• Supplied data:
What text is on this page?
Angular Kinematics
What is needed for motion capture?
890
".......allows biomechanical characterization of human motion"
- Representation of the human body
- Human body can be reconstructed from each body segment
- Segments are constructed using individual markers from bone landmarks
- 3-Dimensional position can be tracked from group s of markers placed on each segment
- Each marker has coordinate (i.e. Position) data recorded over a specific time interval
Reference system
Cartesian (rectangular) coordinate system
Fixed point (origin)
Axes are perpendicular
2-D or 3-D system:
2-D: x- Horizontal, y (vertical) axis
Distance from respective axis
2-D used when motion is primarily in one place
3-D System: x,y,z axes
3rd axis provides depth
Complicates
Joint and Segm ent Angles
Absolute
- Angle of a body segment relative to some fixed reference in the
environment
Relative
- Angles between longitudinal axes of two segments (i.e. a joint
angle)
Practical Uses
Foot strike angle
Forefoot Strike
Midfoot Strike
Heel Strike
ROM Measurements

• What is asked: Every entry above should be retyped exactly as shown.

• Solution to the exercise:
What text is on this page?
Angular Kinematics
What is needed for motion capture?
890
".......allows biomechanical characterization of human motion"
- Representation of the human body
- Human body can be reconstructed from each body segment
- Segments are constructed using individual markers from bone landmarks
- 3-Dimensional position can be tracked from group s of markers placed on each segment
- Each marker has coordinate (i.e. Position) data recorded over a specific time interval
Reference system
Cartesian (rectangular) coordinate system
Fixed point (origin)
Axes are perpendicular
2-D or 3-D system:
2-D: x- Horizontal, y (vertical) axis
Distance from respective axis
2-D used when motion is primarily in one place
3-D System: x,y,z axes
3rd axis provides depth
Complicates
Joint and Segm ent Angles
Absolute
- Angle of a body segment relative to some fixed reference in the
environment
Relative
- Angles between longitudinal axes of two segments (i.e. a joint
angle)
Practical Uses
Foot strike angle
Forefoot Strike
Midfoot Strike
Heel Strike
ROM Measurements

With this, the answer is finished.